CHALLENGE
Report, word for word, every line of the material that contains "JSON".

EXTRACTED MATERIAL

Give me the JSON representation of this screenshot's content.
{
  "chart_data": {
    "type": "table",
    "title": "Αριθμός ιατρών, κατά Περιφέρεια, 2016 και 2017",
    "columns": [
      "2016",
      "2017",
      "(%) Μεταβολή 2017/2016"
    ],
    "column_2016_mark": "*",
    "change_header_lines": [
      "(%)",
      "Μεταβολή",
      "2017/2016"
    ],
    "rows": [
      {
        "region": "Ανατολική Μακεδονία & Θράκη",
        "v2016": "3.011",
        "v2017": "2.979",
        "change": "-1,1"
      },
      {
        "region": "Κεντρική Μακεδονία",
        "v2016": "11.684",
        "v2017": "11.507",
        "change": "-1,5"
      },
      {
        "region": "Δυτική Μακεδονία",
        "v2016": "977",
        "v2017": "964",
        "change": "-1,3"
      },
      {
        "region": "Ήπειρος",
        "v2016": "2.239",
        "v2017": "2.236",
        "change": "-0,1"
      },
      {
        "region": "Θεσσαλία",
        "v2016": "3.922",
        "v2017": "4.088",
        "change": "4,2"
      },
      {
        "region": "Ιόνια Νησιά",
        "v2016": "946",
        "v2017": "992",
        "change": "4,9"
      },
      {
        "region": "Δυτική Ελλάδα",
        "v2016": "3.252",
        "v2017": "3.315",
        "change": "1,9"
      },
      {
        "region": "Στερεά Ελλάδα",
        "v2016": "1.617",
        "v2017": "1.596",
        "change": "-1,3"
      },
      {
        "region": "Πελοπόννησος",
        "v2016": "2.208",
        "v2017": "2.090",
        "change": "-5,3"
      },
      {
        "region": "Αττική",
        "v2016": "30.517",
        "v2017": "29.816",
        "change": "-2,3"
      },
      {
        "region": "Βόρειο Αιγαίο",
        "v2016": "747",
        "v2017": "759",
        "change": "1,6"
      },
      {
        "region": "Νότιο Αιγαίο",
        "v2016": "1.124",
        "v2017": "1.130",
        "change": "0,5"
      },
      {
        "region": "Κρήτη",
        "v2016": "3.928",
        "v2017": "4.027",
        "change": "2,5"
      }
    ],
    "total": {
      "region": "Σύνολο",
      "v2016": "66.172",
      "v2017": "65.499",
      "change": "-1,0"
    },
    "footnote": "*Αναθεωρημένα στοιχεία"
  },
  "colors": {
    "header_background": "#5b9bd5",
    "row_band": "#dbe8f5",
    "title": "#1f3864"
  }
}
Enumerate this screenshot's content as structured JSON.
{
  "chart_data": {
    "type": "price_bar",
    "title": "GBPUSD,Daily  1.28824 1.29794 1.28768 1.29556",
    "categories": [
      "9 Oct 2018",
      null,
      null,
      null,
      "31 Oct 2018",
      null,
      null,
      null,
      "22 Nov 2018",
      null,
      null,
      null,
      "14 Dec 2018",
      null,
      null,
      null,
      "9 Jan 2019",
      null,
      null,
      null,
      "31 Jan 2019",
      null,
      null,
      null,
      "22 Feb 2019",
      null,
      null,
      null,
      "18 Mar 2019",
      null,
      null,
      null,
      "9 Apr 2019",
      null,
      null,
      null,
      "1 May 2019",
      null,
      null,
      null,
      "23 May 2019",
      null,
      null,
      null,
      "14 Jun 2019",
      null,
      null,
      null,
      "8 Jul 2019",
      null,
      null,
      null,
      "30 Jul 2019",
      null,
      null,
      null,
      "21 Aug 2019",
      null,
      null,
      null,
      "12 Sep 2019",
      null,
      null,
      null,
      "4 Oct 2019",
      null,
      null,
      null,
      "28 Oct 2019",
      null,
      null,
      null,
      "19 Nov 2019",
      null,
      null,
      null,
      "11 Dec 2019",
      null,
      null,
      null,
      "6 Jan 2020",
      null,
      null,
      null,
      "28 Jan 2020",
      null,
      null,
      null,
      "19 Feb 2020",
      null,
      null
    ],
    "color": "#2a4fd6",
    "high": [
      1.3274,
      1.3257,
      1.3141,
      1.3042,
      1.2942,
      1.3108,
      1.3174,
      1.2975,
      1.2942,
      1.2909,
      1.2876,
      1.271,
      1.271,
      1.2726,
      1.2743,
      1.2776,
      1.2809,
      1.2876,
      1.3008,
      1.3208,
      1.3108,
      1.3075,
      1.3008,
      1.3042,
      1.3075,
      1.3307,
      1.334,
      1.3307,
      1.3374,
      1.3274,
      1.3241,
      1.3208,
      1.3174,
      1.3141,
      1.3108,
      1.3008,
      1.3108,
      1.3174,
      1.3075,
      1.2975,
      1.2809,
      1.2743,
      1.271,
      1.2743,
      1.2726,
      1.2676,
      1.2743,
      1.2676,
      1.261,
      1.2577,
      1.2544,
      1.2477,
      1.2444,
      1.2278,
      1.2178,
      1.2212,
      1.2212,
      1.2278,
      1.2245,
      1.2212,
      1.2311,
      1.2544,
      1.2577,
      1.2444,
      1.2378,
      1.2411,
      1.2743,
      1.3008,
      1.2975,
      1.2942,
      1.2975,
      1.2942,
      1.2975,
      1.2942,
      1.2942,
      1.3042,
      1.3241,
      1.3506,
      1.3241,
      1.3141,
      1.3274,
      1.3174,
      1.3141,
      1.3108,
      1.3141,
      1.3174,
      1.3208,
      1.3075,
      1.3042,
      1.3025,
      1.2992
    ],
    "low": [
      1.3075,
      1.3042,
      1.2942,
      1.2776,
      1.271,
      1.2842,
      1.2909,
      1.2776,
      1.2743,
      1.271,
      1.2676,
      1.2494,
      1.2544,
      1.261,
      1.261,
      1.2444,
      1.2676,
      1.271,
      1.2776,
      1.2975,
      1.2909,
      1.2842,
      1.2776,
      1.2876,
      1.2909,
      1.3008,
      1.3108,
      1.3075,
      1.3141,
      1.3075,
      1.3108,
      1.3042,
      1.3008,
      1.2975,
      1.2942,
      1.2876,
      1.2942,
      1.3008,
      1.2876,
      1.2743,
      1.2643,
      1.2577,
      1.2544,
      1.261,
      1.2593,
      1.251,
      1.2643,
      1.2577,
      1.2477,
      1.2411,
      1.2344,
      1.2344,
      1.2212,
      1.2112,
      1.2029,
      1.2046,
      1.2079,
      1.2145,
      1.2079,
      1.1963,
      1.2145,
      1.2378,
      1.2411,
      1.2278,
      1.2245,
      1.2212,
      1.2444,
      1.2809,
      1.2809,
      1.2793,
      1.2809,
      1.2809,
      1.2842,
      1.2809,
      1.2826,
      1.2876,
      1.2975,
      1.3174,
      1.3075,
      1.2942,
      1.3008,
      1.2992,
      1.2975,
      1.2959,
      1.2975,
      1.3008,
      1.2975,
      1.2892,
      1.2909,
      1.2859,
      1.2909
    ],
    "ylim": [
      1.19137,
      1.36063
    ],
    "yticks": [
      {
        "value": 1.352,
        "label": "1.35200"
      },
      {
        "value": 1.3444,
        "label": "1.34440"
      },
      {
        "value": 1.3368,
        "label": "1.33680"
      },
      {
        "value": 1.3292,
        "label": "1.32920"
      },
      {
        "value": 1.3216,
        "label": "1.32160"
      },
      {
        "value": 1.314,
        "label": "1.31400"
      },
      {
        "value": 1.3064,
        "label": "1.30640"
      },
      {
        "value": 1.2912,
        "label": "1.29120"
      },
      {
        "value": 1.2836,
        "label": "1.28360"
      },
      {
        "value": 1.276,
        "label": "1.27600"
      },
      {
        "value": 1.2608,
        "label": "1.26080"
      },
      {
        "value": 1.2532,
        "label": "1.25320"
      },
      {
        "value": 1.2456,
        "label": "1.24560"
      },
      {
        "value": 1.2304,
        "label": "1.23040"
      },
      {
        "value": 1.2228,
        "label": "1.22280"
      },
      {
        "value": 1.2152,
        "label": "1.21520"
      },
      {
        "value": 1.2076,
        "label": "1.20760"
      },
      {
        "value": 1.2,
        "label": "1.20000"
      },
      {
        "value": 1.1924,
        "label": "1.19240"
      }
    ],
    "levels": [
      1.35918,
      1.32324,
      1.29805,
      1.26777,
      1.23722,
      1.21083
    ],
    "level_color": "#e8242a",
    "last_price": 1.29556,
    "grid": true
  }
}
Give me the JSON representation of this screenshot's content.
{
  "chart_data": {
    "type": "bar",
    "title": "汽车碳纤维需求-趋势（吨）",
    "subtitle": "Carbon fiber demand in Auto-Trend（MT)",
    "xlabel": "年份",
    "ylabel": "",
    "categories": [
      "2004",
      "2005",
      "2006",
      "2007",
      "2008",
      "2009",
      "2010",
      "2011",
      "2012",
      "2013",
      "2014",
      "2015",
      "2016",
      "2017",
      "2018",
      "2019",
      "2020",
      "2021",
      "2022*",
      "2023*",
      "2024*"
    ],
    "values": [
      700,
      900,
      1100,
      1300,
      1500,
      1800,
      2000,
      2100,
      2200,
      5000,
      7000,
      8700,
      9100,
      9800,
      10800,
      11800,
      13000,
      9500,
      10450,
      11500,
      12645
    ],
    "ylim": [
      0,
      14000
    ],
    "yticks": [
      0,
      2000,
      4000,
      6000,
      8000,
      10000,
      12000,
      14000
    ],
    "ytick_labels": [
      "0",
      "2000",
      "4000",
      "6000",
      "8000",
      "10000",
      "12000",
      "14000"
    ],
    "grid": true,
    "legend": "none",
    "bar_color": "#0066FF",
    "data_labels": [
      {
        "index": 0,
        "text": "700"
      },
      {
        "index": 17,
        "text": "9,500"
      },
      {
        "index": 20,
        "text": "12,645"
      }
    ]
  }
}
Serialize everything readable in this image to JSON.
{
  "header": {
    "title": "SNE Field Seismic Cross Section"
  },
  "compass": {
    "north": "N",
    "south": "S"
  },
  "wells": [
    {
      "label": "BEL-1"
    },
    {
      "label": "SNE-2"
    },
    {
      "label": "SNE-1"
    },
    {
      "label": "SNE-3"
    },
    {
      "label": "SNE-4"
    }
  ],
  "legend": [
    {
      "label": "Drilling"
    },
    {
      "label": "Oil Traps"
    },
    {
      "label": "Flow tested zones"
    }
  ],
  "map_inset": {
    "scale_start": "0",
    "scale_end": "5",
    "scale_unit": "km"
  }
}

REPLY TO THE EXERCISE
Give me the JSON representation of this screenshot's content.
Enumerate this screenshot's content as structured JSON.
Give me the JSON representation of this screenshot's content.
Serialize everything readable in this image to JSON.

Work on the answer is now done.